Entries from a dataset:
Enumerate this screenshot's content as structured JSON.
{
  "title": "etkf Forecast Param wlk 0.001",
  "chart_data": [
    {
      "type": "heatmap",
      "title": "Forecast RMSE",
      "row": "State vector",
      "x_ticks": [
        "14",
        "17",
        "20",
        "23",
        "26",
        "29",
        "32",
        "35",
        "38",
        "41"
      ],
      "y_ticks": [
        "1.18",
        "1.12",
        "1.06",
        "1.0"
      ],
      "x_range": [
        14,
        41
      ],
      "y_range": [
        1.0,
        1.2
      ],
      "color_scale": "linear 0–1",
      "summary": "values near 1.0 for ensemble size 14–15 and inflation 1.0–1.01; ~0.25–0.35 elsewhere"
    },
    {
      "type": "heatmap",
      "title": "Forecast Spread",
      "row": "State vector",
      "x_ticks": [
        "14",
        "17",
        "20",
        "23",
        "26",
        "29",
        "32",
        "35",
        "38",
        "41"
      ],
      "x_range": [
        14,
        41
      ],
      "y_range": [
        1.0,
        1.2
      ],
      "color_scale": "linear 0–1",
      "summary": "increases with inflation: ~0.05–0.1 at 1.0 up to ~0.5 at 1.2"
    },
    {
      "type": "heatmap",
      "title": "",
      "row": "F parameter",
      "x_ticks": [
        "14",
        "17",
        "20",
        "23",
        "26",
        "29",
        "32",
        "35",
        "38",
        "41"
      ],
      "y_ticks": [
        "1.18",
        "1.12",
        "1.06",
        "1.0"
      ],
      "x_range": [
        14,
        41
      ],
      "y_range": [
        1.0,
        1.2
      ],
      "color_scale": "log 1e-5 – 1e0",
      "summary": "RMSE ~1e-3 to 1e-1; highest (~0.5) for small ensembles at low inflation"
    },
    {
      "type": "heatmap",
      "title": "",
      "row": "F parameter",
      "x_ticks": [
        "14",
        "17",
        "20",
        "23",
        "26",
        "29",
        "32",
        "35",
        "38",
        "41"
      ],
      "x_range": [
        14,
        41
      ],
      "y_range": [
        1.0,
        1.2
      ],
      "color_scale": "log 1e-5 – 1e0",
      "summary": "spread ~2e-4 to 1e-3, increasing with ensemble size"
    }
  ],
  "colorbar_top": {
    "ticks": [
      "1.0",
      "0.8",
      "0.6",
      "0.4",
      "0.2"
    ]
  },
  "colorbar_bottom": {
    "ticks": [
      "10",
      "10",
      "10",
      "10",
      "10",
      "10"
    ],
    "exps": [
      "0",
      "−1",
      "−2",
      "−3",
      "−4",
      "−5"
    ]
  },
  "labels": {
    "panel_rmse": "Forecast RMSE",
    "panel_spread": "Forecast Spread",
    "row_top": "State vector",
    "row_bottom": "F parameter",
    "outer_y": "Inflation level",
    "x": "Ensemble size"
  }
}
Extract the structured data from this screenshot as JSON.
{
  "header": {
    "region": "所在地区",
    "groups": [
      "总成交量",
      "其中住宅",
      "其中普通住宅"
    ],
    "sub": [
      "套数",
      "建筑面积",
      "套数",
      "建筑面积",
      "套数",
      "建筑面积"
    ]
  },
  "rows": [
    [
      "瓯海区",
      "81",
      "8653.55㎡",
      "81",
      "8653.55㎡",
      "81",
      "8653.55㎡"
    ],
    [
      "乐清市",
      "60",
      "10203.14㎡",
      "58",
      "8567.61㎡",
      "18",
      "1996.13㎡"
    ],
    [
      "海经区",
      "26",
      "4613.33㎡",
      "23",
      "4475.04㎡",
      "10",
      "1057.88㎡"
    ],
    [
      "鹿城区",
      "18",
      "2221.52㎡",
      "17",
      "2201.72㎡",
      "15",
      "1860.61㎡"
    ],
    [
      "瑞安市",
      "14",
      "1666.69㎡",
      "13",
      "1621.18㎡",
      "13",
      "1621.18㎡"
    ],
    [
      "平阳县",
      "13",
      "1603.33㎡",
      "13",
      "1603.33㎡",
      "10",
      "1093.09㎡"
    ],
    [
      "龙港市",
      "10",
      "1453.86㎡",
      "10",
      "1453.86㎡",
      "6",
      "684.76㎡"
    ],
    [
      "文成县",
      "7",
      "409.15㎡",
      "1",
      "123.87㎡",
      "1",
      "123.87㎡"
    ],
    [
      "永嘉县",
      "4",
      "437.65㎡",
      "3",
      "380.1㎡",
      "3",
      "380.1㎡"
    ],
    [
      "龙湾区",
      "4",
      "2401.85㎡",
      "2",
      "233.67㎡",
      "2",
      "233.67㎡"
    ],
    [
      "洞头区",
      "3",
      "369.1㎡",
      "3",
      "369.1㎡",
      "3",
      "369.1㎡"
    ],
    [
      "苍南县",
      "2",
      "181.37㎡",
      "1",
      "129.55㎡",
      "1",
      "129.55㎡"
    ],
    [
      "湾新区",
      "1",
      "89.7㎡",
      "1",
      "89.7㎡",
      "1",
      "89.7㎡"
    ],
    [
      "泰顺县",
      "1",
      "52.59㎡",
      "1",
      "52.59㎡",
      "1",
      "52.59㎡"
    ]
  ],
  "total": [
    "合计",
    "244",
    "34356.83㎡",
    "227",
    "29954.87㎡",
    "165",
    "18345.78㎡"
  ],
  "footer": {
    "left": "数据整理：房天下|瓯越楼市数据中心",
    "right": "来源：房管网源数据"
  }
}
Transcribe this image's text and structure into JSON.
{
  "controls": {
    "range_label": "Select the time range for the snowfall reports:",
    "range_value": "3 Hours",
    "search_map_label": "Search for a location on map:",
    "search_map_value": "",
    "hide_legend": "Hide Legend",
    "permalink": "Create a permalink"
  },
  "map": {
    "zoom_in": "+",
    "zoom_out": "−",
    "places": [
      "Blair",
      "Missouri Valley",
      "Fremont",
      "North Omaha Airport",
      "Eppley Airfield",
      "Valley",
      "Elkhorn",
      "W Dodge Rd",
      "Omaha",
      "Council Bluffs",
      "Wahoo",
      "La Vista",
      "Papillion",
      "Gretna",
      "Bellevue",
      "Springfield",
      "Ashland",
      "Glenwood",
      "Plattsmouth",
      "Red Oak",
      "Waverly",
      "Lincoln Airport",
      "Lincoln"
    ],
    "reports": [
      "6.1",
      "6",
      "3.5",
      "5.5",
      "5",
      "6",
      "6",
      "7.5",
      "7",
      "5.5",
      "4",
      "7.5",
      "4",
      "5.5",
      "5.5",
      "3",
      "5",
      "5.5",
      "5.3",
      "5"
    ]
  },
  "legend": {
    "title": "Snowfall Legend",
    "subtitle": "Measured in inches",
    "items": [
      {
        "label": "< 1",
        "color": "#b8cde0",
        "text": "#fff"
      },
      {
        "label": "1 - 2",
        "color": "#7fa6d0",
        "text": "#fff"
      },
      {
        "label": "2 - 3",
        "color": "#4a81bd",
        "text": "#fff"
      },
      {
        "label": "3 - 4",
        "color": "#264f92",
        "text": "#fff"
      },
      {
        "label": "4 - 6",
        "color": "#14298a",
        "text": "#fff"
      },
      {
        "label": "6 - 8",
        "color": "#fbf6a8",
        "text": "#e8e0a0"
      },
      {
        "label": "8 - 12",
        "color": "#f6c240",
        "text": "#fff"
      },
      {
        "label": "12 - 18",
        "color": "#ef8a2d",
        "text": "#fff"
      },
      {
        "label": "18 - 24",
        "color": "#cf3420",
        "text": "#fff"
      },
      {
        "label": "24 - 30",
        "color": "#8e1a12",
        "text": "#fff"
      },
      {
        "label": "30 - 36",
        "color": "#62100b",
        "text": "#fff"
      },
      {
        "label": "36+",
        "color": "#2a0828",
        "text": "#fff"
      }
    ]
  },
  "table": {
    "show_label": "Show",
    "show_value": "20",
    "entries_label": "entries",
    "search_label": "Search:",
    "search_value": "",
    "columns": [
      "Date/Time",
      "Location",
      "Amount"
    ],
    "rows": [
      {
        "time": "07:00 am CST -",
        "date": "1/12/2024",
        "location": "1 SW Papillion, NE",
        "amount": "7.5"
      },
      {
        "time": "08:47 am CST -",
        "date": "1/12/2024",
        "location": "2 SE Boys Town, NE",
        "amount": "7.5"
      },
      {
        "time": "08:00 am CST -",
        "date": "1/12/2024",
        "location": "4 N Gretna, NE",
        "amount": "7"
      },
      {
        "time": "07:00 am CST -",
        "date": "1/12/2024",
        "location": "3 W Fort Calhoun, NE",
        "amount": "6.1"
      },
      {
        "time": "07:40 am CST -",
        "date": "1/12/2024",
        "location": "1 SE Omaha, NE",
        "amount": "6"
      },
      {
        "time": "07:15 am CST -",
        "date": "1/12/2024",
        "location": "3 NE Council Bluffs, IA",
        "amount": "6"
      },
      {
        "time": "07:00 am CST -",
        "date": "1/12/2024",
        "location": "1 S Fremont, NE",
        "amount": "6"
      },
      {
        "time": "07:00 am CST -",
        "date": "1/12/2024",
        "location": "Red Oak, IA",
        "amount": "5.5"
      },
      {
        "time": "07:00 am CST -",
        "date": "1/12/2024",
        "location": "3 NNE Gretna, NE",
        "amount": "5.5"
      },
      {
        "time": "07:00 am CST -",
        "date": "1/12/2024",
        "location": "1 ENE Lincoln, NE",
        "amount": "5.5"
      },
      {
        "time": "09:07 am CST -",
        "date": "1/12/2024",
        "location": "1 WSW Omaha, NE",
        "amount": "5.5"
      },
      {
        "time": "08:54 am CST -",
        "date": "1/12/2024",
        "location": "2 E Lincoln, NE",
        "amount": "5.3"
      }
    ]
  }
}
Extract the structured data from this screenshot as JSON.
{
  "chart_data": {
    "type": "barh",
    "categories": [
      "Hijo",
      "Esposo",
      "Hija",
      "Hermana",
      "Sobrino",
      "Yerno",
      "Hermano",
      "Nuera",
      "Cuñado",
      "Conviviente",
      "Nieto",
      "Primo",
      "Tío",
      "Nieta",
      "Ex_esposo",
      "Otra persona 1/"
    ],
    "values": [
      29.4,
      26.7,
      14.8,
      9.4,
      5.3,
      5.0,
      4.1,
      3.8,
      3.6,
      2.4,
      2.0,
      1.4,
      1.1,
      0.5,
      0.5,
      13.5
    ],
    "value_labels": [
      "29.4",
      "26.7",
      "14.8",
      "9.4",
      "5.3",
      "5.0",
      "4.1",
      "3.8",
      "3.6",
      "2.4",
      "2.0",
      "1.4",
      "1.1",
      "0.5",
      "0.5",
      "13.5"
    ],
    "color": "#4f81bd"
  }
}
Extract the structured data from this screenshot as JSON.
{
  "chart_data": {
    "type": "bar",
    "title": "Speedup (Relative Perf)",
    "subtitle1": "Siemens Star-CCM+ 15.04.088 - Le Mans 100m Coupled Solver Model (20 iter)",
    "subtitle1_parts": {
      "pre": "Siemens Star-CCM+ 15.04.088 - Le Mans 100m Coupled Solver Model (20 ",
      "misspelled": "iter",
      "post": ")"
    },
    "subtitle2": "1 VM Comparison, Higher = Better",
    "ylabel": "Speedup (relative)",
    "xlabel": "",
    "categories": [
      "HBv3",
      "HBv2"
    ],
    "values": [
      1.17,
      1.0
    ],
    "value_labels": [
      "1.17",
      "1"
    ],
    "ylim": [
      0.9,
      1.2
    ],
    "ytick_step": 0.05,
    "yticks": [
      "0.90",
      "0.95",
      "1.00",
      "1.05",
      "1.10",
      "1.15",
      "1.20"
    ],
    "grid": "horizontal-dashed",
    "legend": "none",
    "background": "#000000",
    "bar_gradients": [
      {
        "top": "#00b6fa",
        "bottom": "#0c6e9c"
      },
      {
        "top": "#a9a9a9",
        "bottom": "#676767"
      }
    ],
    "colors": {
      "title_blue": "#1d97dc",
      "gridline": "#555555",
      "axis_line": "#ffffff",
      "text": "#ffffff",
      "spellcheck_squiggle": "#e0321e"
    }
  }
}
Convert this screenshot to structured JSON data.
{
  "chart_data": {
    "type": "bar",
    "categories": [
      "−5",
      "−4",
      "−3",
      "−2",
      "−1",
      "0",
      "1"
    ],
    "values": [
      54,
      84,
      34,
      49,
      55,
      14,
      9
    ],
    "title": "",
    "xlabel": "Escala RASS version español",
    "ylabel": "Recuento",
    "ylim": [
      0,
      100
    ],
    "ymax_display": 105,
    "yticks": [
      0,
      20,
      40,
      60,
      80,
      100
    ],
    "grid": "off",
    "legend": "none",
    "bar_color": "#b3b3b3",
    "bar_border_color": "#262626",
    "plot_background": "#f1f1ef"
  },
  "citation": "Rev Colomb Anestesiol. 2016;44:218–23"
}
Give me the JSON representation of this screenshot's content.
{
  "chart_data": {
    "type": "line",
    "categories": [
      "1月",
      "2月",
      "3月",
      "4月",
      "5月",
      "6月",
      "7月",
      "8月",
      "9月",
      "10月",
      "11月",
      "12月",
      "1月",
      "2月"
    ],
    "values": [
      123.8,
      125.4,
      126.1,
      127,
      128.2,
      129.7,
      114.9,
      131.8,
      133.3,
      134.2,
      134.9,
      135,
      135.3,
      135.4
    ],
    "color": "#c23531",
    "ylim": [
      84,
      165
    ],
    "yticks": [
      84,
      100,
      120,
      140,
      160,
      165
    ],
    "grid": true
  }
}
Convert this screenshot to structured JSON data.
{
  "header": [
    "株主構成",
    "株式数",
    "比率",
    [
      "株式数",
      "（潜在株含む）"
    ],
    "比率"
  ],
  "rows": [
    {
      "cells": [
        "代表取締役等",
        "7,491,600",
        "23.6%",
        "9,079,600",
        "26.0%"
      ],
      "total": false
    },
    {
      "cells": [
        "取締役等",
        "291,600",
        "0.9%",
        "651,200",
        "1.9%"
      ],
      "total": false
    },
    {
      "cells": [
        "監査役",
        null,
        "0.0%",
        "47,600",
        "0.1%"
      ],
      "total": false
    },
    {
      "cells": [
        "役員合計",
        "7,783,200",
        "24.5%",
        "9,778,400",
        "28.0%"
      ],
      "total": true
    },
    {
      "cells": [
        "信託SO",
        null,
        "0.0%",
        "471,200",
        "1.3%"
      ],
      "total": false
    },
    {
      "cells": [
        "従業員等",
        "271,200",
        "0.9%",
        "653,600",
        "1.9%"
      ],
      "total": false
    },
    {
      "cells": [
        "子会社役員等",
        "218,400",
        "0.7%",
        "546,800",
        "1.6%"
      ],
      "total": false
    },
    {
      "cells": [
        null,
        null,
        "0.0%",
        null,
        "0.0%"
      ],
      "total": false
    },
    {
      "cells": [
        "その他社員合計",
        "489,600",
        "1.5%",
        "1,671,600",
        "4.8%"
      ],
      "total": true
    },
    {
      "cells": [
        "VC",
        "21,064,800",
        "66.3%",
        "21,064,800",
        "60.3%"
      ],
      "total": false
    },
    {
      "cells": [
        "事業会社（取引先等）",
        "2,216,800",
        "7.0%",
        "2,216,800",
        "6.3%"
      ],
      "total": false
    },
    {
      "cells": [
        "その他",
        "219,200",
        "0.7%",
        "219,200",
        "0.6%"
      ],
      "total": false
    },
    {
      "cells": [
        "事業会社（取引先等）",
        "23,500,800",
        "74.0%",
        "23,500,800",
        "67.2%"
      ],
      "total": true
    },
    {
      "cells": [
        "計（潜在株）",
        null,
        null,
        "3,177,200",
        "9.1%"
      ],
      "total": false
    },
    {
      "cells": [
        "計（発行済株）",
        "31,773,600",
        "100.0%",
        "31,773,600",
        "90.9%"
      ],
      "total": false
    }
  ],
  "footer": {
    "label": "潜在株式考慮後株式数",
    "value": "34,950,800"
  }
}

What this task involves: Go through the records and copy each line with "Forecast" in it.

Exercise output:
  "title": "etkf Forecast Param wlk 0.001",
      "title": "Forecast RMSE",
      "title": "Forecast Spread",
    "panel_rmse": "Forecast RMSE",
    "panel_spread": "Forecast Spread",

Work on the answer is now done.